>> start Data for this task
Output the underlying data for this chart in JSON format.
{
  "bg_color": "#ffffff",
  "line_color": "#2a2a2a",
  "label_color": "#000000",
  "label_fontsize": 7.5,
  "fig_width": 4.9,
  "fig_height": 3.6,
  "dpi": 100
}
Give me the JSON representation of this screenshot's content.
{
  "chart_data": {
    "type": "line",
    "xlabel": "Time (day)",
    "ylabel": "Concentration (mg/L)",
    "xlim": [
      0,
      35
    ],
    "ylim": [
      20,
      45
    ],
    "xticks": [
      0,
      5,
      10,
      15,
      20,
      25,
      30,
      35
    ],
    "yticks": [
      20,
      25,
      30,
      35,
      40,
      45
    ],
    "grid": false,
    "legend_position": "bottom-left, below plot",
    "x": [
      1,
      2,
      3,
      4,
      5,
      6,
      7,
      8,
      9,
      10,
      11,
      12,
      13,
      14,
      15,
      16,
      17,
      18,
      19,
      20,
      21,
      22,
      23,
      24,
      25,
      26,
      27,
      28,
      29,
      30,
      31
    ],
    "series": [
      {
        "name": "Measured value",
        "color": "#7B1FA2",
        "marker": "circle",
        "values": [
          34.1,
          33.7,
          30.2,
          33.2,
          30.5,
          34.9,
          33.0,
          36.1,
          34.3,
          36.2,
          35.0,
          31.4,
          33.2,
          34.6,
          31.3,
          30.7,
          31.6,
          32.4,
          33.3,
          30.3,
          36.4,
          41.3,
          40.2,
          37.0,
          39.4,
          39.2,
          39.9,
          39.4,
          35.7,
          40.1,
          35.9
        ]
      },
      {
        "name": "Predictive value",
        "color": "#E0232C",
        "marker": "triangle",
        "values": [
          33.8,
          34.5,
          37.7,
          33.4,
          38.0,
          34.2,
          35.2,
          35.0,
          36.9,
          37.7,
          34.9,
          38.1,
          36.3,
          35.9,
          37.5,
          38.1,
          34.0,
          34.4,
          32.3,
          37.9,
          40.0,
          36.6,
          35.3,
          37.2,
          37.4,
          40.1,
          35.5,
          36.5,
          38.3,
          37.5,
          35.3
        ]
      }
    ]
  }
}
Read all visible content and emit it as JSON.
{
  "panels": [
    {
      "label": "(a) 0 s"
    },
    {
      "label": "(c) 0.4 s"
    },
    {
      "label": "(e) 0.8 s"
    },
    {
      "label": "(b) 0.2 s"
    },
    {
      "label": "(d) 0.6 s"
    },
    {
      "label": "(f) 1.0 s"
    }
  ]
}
>> end Data for this task
--- Description of the task ---
Extract each line holding the string "content".

--- Final result ---
Give me the JSON representation of this screenshot's content.
Read all visible content and emit it as JSON.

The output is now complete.